_PROBLEM TO SOLVE_
Go through the data below. List every line that holds the word "screenshot".

_EXTRACTED MATERIAL_
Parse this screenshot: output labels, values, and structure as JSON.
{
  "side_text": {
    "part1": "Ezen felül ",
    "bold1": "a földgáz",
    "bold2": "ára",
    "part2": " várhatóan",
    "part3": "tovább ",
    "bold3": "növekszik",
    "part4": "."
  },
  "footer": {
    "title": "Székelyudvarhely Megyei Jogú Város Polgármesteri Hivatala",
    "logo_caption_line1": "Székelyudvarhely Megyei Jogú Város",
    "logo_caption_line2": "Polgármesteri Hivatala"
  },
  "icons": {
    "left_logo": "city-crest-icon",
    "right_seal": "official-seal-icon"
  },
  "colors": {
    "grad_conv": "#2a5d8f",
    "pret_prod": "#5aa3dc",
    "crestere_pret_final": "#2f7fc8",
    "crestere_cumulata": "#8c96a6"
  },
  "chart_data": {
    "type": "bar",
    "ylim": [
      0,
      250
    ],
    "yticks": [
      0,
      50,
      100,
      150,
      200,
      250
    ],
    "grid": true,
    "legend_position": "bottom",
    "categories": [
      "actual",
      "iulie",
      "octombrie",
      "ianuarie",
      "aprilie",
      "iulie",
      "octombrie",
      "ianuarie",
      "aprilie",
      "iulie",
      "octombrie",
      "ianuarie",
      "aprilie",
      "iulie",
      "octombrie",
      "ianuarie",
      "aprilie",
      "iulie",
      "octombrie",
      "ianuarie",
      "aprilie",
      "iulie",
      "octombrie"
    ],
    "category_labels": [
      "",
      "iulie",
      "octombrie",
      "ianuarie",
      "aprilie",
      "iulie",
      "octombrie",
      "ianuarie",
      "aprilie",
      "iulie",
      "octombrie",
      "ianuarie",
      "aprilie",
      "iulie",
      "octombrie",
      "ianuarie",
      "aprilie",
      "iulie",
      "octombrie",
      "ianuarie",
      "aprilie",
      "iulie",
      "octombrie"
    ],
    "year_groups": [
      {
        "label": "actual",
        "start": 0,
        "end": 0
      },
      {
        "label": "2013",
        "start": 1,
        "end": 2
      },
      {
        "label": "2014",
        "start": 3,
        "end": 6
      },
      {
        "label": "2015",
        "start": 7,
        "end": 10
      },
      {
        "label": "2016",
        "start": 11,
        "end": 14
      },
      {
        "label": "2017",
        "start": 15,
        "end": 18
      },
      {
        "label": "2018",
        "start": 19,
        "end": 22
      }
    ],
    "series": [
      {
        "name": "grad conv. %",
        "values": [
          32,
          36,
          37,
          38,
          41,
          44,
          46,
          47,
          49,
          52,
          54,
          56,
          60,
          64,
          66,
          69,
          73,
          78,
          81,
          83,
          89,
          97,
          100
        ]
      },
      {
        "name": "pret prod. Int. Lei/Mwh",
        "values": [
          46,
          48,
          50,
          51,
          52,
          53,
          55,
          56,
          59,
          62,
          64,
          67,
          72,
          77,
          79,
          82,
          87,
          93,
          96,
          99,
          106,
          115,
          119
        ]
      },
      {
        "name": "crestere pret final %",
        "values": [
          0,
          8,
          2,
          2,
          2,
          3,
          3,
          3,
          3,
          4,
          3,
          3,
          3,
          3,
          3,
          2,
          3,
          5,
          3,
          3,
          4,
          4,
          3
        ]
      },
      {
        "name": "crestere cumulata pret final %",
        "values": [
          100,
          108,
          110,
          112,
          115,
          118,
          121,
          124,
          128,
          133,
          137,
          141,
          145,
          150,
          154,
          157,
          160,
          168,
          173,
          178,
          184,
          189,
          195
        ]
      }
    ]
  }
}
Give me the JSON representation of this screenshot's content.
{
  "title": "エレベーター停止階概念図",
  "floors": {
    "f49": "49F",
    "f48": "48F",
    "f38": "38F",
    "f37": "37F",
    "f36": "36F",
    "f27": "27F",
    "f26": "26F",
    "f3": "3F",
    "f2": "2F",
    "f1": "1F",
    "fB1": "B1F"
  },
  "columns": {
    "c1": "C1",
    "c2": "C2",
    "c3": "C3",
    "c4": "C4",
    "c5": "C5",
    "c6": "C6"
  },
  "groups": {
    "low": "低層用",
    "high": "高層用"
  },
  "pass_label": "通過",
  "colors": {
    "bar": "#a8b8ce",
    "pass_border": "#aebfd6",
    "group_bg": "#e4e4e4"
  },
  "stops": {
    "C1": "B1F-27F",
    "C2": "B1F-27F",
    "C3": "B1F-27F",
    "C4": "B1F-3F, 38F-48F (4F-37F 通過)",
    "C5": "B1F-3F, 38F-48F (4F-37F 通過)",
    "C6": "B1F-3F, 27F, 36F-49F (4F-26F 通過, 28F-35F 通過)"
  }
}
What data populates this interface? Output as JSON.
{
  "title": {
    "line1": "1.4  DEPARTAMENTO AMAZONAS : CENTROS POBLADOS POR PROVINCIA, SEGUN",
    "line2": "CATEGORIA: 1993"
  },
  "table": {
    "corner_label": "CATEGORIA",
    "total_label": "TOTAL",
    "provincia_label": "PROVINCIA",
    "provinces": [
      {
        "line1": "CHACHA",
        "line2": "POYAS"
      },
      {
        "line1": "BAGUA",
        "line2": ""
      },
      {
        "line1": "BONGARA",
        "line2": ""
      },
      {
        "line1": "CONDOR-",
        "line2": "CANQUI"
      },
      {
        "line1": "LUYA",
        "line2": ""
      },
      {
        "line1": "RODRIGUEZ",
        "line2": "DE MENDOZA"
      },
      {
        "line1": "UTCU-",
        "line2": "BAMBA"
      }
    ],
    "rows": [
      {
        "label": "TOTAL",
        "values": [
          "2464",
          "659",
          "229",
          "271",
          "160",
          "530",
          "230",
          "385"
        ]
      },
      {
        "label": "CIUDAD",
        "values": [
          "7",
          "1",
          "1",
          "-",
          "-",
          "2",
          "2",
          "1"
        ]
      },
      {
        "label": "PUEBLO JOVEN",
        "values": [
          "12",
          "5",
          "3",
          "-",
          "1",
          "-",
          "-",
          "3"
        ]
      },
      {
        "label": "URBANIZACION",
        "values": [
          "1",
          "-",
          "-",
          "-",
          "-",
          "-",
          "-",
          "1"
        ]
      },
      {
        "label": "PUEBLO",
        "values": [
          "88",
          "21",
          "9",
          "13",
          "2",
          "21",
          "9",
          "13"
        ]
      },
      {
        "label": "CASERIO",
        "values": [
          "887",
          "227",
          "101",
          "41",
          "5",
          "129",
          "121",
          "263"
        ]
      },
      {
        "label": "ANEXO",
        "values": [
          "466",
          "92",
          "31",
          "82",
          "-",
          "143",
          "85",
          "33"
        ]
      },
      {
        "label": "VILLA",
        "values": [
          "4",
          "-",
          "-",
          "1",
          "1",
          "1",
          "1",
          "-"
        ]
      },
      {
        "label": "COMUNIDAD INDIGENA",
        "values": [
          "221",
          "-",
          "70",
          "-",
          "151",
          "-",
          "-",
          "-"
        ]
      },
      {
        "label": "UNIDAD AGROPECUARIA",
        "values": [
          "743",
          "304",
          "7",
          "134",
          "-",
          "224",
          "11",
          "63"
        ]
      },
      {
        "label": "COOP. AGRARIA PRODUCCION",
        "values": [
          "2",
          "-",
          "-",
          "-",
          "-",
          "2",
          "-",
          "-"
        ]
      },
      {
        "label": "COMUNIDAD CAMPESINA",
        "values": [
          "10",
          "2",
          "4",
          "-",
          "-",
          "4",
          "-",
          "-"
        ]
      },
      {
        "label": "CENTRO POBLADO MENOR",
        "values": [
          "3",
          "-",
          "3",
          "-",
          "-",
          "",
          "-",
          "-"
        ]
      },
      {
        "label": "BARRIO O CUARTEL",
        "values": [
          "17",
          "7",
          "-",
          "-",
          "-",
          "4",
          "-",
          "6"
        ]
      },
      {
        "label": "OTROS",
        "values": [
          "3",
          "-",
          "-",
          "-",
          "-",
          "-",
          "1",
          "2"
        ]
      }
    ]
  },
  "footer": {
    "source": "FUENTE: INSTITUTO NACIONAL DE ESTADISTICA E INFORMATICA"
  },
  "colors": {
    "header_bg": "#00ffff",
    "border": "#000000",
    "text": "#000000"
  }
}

_WORKED ANSWER_
Parse this screenshot: output labels, values, and structure as JSON.
Give me the JSON representation of this screenshot's content.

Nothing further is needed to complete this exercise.